Record set
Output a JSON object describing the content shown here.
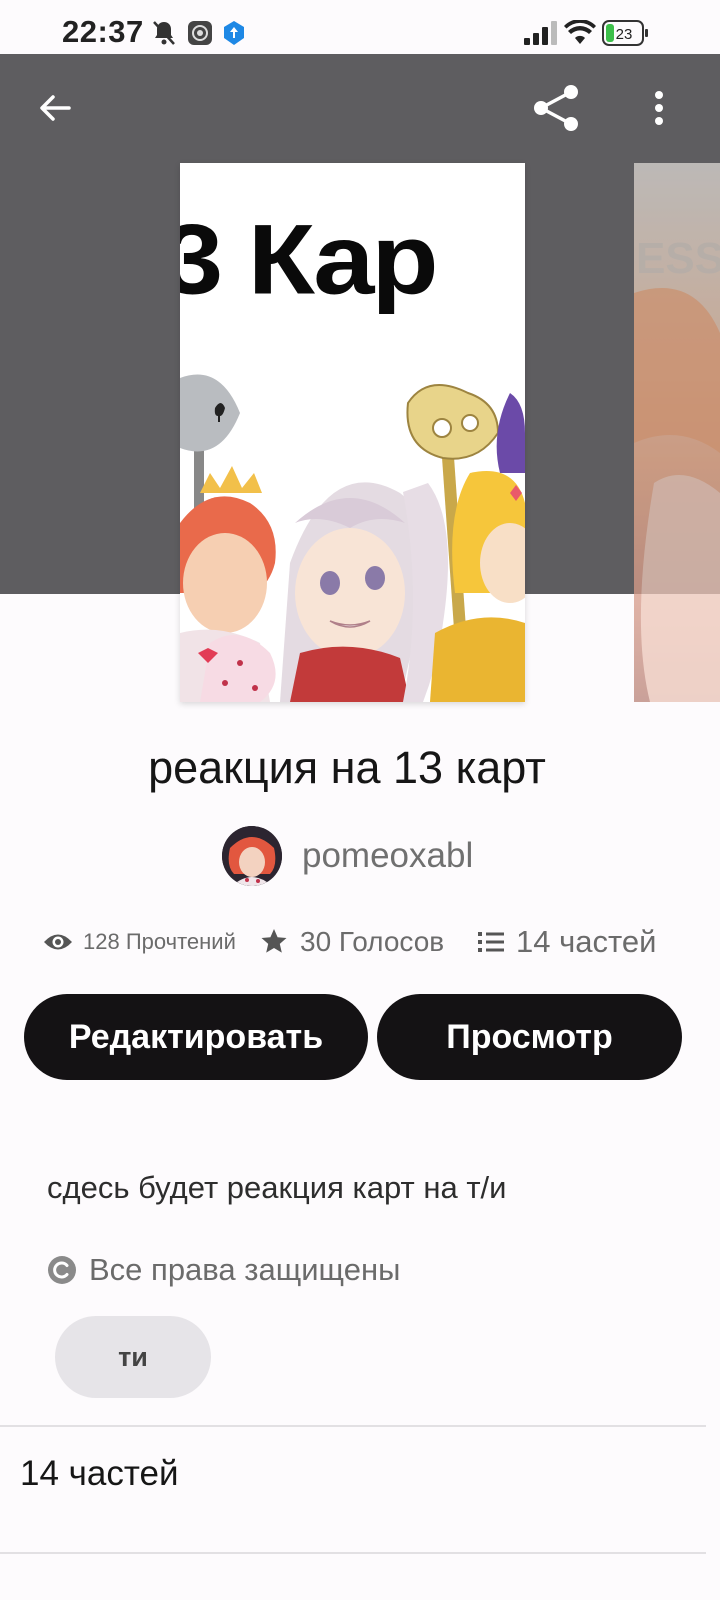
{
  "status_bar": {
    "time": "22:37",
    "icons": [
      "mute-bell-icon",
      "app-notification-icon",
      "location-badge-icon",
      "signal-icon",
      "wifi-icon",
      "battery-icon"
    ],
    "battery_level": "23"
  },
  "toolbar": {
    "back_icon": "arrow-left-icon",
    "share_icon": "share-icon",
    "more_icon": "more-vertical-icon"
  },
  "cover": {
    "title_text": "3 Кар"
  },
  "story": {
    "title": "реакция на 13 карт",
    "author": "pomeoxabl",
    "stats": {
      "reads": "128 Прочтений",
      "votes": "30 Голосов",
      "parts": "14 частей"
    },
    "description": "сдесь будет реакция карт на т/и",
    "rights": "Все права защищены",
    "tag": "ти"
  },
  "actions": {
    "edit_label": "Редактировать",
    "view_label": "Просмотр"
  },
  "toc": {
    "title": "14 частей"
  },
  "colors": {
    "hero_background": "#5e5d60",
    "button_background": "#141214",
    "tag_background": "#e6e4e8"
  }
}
* * *
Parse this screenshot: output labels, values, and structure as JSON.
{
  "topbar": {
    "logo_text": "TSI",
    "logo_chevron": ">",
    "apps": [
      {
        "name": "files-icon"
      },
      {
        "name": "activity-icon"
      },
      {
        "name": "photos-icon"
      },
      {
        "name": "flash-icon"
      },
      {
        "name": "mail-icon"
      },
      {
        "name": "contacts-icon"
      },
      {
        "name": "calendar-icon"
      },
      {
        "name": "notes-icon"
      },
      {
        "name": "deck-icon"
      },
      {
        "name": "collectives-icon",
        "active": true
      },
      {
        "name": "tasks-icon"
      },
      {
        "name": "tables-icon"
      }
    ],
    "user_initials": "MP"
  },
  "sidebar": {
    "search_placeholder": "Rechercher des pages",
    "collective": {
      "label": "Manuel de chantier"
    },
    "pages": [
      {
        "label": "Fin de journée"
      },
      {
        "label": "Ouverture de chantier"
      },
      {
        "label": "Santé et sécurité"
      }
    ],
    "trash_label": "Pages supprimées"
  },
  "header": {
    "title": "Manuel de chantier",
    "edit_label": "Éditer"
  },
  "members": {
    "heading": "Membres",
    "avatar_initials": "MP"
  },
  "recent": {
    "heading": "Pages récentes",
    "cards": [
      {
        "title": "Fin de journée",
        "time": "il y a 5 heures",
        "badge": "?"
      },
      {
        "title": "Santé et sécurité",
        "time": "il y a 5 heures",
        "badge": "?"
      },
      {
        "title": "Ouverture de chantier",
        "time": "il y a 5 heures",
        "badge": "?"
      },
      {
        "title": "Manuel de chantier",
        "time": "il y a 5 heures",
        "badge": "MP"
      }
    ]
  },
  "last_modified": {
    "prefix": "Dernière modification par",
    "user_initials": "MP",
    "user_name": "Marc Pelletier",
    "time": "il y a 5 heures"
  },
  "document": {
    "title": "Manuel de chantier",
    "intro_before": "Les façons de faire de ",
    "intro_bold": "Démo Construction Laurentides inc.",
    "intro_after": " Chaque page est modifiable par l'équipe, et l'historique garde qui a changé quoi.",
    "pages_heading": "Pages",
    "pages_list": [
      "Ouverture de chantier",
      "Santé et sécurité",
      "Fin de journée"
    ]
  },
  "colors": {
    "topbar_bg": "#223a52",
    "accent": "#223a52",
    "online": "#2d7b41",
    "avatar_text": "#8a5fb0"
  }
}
---
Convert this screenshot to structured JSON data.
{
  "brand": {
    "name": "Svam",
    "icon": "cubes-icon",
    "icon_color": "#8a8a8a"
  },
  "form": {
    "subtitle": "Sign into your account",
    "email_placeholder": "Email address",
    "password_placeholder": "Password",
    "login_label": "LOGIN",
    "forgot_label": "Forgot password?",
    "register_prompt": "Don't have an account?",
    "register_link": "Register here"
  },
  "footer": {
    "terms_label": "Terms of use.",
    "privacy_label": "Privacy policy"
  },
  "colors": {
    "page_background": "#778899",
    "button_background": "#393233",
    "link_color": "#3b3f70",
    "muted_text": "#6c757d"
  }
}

What you will do
The lines to collect are those holding the string "account"; copy them all.

Response to the exercise
    "subtitle": "Sign into your account",
    "register_prompt": "Don't have an account?",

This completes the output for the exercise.